* START Input for this task *

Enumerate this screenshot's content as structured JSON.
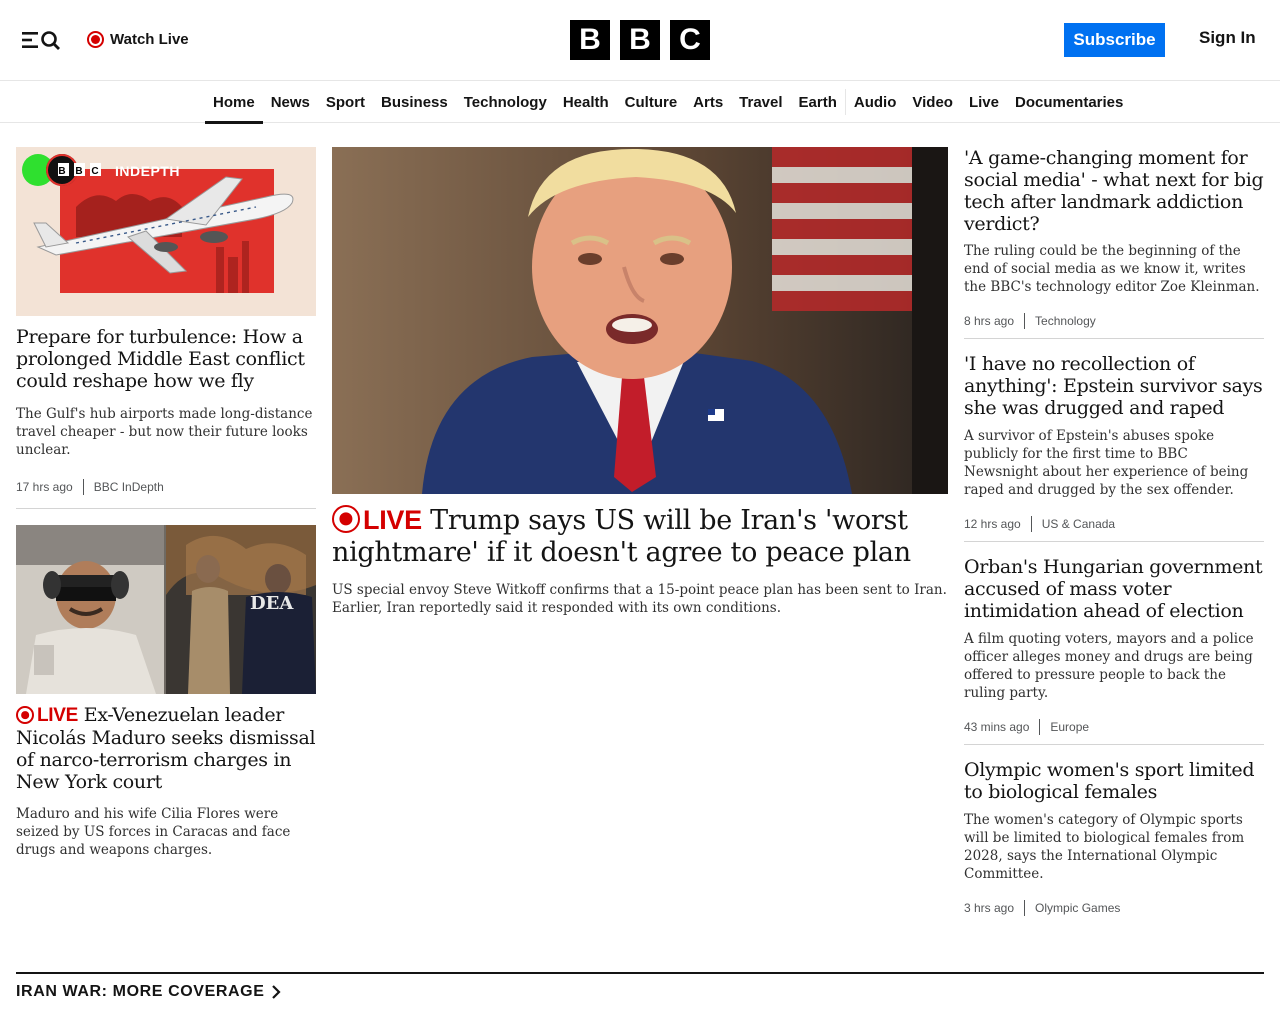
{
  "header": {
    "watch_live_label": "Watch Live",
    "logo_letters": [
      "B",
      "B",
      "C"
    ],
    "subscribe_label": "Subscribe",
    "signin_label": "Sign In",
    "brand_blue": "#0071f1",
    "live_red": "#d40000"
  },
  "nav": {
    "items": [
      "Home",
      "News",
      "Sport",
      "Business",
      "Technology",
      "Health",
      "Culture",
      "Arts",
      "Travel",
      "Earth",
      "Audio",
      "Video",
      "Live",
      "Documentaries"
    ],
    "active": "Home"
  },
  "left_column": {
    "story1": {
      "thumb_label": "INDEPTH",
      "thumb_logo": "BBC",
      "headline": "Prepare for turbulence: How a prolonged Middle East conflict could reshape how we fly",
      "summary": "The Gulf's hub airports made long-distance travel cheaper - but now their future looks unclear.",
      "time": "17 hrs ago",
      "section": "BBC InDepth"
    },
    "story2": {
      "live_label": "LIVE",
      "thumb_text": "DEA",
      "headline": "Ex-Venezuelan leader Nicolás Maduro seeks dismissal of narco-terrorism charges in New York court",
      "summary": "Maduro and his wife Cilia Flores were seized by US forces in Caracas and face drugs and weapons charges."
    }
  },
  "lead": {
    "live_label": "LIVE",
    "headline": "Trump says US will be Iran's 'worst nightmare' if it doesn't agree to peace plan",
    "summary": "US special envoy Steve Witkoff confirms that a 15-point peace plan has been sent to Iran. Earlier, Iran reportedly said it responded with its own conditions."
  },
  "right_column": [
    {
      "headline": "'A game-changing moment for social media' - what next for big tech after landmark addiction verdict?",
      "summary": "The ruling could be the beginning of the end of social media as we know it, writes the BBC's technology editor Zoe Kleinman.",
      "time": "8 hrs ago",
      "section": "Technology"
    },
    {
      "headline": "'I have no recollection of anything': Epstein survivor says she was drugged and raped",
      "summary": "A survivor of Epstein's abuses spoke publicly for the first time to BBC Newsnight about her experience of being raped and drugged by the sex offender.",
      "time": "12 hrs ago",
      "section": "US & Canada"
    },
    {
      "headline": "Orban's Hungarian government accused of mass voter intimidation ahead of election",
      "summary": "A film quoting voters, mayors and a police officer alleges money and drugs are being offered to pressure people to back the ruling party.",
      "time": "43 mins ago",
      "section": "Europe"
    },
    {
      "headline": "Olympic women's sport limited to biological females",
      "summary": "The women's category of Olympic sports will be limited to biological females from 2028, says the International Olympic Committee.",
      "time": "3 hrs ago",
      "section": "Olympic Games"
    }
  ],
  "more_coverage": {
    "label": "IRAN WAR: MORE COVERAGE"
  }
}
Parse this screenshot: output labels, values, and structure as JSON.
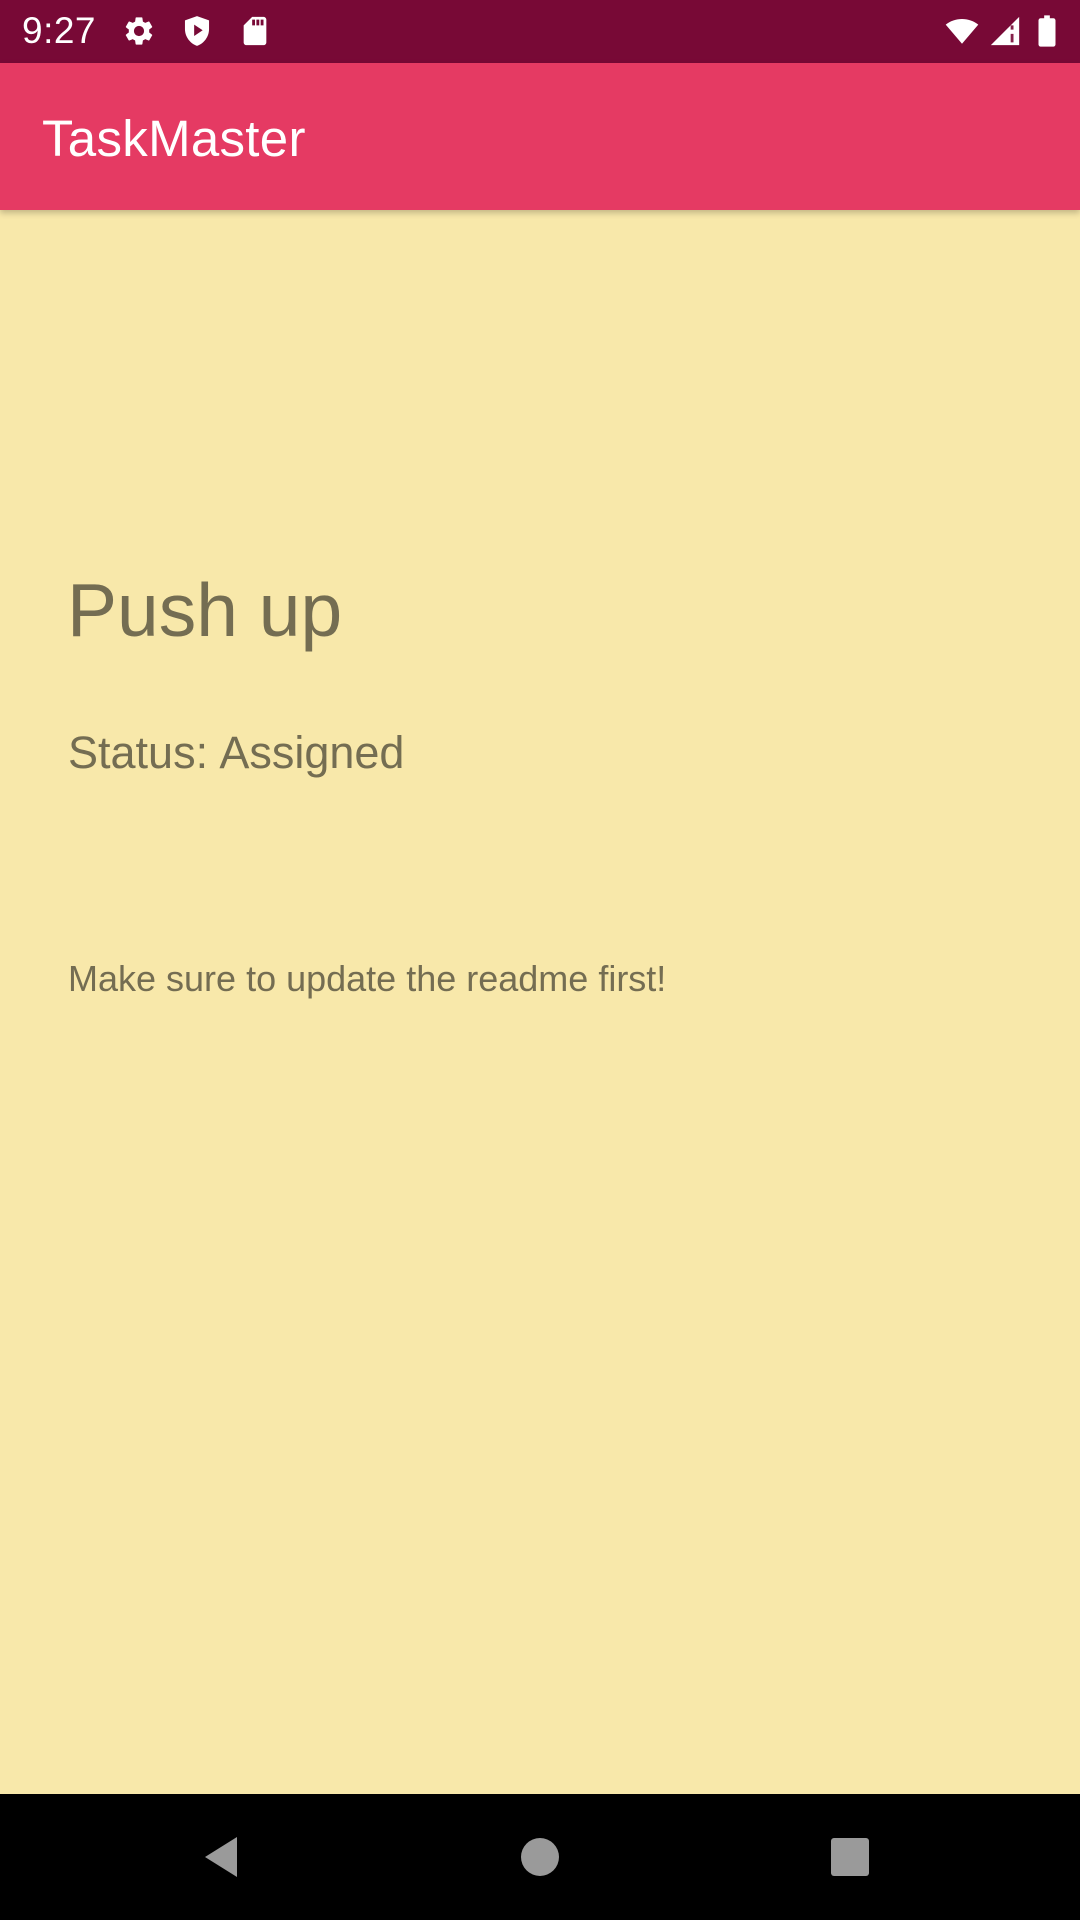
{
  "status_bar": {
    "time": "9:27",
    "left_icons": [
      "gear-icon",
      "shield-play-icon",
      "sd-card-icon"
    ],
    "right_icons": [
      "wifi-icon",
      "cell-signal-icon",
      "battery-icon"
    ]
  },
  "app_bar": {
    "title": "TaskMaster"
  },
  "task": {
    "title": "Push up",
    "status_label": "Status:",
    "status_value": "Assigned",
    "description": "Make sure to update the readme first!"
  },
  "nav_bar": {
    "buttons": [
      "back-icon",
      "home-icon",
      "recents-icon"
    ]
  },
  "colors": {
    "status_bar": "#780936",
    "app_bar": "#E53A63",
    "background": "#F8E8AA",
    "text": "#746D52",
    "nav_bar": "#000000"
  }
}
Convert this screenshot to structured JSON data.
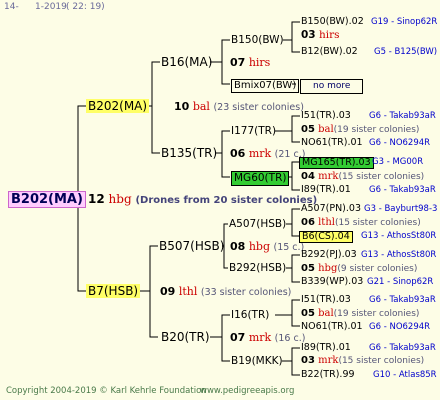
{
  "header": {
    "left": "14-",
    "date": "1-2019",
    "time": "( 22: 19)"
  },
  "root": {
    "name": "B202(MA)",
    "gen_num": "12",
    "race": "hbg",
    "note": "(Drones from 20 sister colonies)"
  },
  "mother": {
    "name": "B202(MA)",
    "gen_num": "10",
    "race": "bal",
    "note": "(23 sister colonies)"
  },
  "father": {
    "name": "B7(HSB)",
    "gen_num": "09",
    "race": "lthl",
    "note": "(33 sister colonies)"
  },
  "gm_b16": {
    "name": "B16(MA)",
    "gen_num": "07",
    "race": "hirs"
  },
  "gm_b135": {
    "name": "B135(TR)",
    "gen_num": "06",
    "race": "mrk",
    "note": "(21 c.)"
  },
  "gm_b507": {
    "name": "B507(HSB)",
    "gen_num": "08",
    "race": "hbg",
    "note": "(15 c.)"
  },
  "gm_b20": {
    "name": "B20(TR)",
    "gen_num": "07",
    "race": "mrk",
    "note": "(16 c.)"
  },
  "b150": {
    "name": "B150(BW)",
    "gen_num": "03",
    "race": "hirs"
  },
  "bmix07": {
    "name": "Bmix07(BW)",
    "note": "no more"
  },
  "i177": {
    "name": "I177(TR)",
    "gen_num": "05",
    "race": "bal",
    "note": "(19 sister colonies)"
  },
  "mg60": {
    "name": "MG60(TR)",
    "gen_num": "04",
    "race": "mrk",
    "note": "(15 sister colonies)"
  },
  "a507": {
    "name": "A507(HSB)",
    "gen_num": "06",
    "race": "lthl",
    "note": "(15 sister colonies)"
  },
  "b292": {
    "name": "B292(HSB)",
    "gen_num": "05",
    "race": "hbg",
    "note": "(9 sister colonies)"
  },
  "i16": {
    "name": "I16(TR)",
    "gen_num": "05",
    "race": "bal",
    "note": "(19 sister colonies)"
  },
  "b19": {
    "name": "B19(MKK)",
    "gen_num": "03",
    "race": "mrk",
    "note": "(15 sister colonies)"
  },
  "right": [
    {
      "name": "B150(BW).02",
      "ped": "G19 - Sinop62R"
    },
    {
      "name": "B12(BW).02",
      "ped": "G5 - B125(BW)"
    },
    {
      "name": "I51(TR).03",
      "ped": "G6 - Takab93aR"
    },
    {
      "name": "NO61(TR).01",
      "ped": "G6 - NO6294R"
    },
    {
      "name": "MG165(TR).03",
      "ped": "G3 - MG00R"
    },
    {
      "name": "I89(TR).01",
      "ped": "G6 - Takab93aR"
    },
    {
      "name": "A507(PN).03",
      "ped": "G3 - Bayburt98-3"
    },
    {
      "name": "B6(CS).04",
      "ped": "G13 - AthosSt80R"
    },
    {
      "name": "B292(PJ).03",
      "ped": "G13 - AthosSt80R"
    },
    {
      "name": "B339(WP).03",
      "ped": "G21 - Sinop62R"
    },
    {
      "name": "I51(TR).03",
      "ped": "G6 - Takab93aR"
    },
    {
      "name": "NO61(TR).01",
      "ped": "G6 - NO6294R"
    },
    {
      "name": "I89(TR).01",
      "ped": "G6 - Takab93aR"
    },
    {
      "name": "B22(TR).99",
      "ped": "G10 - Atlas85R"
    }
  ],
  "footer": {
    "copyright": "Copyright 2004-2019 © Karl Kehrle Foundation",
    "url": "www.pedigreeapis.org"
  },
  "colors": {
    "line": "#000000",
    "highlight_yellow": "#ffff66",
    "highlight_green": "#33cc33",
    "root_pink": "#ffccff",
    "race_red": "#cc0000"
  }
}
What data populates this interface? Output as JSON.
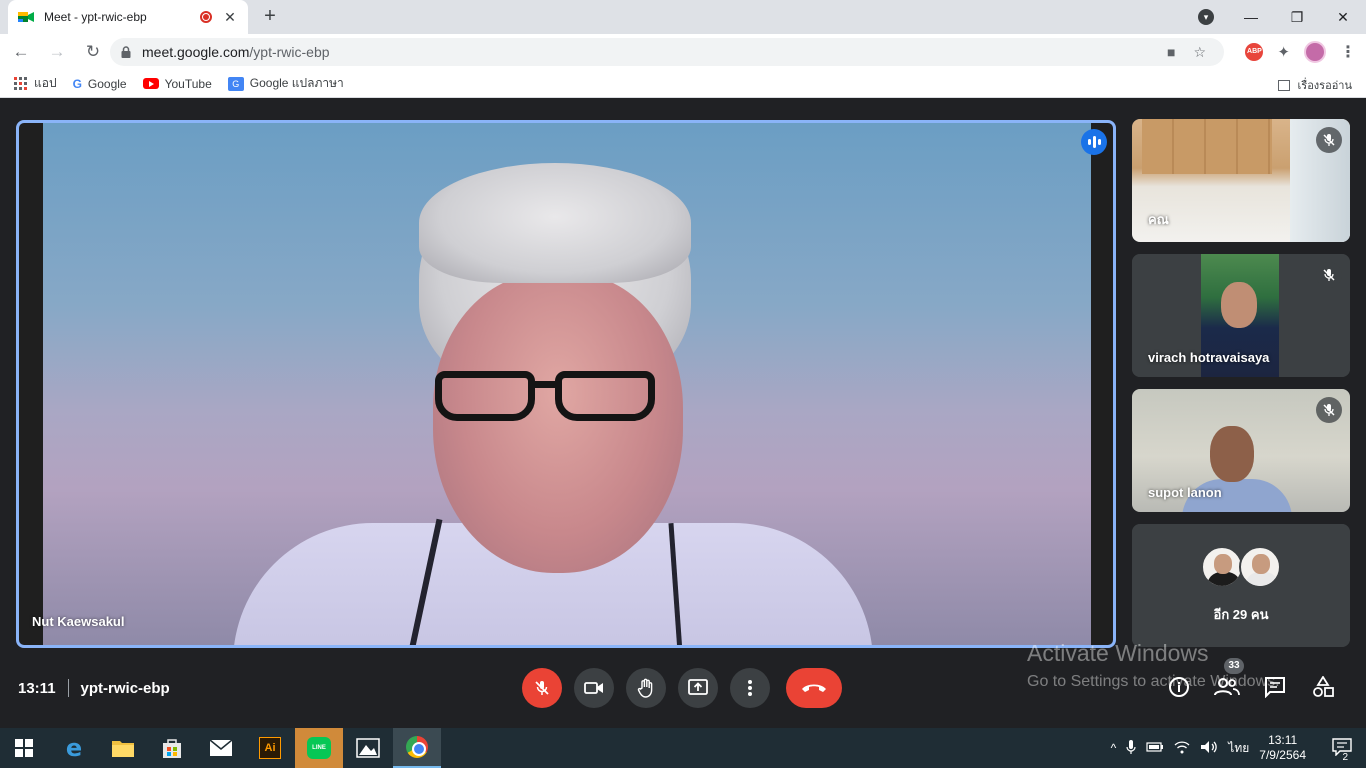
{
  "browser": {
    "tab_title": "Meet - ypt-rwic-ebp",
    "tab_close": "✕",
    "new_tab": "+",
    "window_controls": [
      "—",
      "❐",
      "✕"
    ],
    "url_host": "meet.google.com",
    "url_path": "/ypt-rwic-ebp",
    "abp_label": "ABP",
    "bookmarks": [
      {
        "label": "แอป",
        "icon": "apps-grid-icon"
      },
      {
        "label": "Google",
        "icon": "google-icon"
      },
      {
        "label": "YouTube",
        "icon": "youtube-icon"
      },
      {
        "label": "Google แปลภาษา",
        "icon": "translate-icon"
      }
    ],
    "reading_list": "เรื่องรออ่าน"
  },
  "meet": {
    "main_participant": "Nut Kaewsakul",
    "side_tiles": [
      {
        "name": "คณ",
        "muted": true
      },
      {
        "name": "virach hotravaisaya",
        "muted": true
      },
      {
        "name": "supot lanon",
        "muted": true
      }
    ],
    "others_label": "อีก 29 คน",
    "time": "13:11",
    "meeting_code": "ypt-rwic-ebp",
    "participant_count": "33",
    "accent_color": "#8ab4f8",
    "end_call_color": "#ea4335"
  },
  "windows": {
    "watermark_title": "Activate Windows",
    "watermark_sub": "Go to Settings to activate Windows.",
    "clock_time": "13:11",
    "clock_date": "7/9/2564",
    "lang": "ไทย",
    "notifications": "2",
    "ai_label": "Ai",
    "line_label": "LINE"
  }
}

* END Input for this task *

= Request =
The word "structured" may appear on some lines of these records; state how many such lines there are, and nothing else.

= Result of the exercise =
2